### Çıkarılan Metin:
Görüş Bildir

İsotun "acı" yolculuğu

Şanlıurfa'da kentin simgelerinden olan ve bölge halkının vazgeçilmez damak tatlarının başında gelen isot, uzun ve zahmetli sürecin ardından tezgahlardaki yerini alıyor.

İsotun

Nisanda ekilen, gerekli bakım ve sulamanın ardından ağustosta hasat edilen biberler, kamyonlarla pazarlarla getiriliyor. Geçimlerini isot satarak sağlayan ailelerin satın aldığı biberler, kadınlar tarafından ev veya bahçede yıkandıktan sonra saplarından ve çöplerinden arındırılıyor.

Acılığı nedeniyle temizleyenleri de etkileyen biberler elle parçalandıktan sonra makineden geçirilip naylonların üzerinde bir süre bekletiliyor. Gün içerisinde ters yüz edilerek güneşte tamamen kuruması sağlanan ürün, rengi koyulaştıktan sonra makinelerde çekilerek pul biber haline getiriliyor.

Zeytinyağıyla harmanlanarak eşsiz tat ve parlaklığını kazanan biberler, bu zahmetli ve "acı dolu" yolculuğun ardından sofraların lezzetlerinden biri olan isota dönüşüyor.

Hazırlanmasında özellikle kadınların yoğun emek harcadığı isot, yıl boyunca küçük ev işletmeleri ya da baharatçıların tezgahlarında kalitesine göre kilogramı 10 ile 30 lira arasında değişen fiyatlarla tezgahlardaki yerini alıyor.

### Çözülecek Sorular:
A: İsot yazısında "Görüş Bildir" ifadesinden "ve çöplerinden arındırılıyor." ifadesine kadar uzanan bölümü hiç değiştirmeden geri verin.
B: İsot yazısına göre biberler hangi ayda ekiliyor ve hangi ayda hasat ediliyor?
C: İsotun hazırlanışını anlatan yazıyı, son cümlesinden sonra kaldığı yerden sürdürerek yazın.

### Veri Kümesi Kesiti:
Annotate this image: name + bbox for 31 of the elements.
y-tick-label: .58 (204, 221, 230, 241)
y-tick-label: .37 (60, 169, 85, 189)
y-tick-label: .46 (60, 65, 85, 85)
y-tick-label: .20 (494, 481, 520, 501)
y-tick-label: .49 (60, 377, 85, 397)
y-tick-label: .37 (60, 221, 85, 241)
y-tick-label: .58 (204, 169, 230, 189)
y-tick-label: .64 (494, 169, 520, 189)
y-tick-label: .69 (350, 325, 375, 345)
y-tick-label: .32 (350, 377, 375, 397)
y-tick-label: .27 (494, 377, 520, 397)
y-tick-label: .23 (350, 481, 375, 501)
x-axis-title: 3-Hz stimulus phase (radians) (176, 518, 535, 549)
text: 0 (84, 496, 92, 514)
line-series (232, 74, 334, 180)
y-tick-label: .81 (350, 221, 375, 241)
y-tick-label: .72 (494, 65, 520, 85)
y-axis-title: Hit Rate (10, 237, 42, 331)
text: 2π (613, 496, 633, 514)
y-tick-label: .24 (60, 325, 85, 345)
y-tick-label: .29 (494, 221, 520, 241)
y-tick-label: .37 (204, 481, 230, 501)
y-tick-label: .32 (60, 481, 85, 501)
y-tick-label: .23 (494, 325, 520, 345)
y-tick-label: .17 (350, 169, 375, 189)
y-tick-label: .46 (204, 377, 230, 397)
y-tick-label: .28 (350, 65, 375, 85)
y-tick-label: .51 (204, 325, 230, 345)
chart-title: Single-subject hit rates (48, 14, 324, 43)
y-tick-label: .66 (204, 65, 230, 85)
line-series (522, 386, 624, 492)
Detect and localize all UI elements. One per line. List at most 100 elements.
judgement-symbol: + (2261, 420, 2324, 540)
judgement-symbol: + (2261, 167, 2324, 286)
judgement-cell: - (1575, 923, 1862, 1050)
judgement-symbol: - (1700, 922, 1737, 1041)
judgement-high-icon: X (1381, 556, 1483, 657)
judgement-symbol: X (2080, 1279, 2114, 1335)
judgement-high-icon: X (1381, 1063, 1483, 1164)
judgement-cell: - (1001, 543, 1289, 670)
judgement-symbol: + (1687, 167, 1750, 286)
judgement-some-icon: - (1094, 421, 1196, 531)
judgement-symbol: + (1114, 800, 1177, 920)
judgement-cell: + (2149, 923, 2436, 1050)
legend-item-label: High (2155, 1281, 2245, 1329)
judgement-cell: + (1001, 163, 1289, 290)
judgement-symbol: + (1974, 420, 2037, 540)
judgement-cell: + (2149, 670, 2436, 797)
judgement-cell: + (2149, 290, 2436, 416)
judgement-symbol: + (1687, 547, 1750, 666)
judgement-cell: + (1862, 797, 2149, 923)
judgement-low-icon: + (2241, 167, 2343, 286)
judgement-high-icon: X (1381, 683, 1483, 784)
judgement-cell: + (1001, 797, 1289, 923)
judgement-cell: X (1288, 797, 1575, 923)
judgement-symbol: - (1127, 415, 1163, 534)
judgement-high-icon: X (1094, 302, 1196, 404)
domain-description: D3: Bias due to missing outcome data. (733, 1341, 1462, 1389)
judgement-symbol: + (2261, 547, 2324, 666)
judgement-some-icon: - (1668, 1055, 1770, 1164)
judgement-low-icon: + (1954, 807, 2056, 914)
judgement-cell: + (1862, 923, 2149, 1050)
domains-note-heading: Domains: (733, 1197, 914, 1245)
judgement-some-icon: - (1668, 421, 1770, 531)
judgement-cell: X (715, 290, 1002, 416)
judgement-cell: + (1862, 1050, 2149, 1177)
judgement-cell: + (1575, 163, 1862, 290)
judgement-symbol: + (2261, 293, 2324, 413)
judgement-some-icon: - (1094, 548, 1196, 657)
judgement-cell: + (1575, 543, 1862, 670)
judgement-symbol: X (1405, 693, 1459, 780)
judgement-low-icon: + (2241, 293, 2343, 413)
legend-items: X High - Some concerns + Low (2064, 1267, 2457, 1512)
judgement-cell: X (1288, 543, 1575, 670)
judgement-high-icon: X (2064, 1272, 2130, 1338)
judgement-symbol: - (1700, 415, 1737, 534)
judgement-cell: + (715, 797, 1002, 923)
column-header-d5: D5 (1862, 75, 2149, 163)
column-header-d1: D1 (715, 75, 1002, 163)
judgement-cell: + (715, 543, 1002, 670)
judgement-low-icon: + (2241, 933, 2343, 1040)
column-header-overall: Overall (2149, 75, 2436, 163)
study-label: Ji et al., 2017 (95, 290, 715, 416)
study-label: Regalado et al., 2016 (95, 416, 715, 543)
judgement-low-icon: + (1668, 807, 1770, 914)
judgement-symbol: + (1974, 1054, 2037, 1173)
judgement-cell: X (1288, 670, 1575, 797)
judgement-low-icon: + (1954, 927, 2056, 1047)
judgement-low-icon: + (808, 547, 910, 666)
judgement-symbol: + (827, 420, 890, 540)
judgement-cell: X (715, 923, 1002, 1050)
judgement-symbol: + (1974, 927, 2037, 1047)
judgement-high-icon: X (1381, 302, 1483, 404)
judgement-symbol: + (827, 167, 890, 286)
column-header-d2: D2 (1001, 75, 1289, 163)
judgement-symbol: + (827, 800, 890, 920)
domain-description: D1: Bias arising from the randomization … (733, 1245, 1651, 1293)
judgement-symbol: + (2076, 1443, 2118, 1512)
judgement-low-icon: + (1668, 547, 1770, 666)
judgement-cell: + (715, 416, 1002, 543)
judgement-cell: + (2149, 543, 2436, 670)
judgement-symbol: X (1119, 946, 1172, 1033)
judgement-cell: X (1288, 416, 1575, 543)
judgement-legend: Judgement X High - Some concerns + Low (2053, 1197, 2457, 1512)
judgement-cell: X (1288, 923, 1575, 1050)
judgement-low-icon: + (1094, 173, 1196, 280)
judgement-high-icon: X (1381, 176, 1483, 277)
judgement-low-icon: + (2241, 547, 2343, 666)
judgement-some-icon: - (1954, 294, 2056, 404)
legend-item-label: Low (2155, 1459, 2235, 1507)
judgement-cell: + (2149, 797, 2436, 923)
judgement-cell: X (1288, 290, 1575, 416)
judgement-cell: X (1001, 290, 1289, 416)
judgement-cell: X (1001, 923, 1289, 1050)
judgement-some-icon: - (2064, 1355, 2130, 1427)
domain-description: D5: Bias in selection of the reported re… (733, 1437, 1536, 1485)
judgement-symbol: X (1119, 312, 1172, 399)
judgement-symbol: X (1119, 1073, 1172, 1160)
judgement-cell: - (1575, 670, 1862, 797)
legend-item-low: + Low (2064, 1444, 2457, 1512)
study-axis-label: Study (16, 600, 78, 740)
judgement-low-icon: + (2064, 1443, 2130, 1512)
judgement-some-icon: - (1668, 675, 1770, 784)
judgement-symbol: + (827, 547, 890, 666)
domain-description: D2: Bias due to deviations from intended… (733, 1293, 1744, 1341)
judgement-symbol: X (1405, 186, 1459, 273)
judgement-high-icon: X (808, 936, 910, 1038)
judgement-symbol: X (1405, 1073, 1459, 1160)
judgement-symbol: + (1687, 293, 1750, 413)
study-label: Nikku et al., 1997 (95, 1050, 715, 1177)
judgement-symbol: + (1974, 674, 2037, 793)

### Soruların Cevapları:
A:
Görüş Bildir

İsotun "acı" yolculuğu

Şanlıurfa'da kentin simgelerinden olan ve bölge halkının vazgeçilmez damak tatlarının başında gelen isot, uzun ve zahmetli sürecin ardından tezgahlardaki yerini alıyor.

İsotun

Nisanda ekilen, gerekli bakım ve sulamanın ardından ağustosta hasat edilen biberler, kamyonlarla pazarlarla getiriliyor. Geçimlerini isot satarak sağlayan ailelerin satın aldığı biberler, kadınlar tarafından ev veya bahçede yıkandıktan sonra saplarından ve çöplerinden arındırılıyor.

B: Biberler nisanda ekiliyor, ağustosta hasat ediliyor.

C:
- Yılda 5 bin ton isot üretiliyor

Şanlıurfa İsot Üreticileri Kooperatifi (ŞİKOP) Başkanı Bekir Polat, AA muhabirine yaptığı açıklamada, daha temiz ve kaliteli isot üretmek için çalıştıklarını söyledi. İsotun Şanlıurfa için bir marka değer olduğunu vurgulayan Polat, şunları kaydetti:

"Biber Şanlıurfa'nın olmazsa olmazıdır. Buna sahip çıkmamız gerekiyor. Kuruturken temiz bir yer yapılması için yerel yöneticilerden destek bekliyoruz. Burada yaklaşık 3 bin insan ekmek kazanıyor. Üreticilerin hak ettiğini alması için gerekli çalışmaları yapıyoruz. Özellikle hijyen ve kalite konusunda üyelerimizi bilgilendirmek için aktiviteler yaptık. Daha hijyenik ve temiz ortamlarda kaliteli isot üretip Türkiye ve Avrupa piyasasına sunmak istiyoruz. Amacımız üreticilerimizin daha temiz ve kaliteli biber üretmesini sağlamak. Bunu yaptığımız sürece hedefimize ulaşacağımızı düşünüyorum."

Yılda yaklaşık 50 bin ton yaş biberin işlendiğini ifade eden Polat, kentte her sezon yaklaşık 5 bin ton isot üretildiğini aktardı. Polat, sezonun üreticilere hayırlı olmasını diledi.

- "Ellerimiz, yüzümüz, ayaklarımız yanıyor"

Sırrın Mahallesi'nde boş tarlada kurulan çadırlarda biber temizleme ve isot satışı yapan Ayşe Polat ise işlerinin zorluğuna değindi.

Sabah çok erken saatlerde işe başladıklarını aktaran Polat, "İşimiz bitene kadar da çalışmaya devam ediyoruz. Biber sezonu ağustosta başlayıp havanın durumuna göre kasım ayının ortalarına kadar devam ediyor. Çalışırken ellerimiz, yüzümüz, ayaklarımız yanıyor. Zor bir iş icra ediyoruz, bence en zor meslek ama bu da bizim işimiz" dedi.

Bir çuval biberi 1-1,5 lira karşılığında temizlediklerini kaydeden Polat, hak ettiklerini alamadıklarını söyledi. Polat, "İsot yapan çok ama kalite farklı. Kimisi fazla emek harcamadan yapıp kolay yoldan para kazanmaya çalışıyor. Biz kaliteli yapıyoruz ama millet ucuza sattığından biz de onlar gibi satmak durumunda kalıyoruz" diye konuştu.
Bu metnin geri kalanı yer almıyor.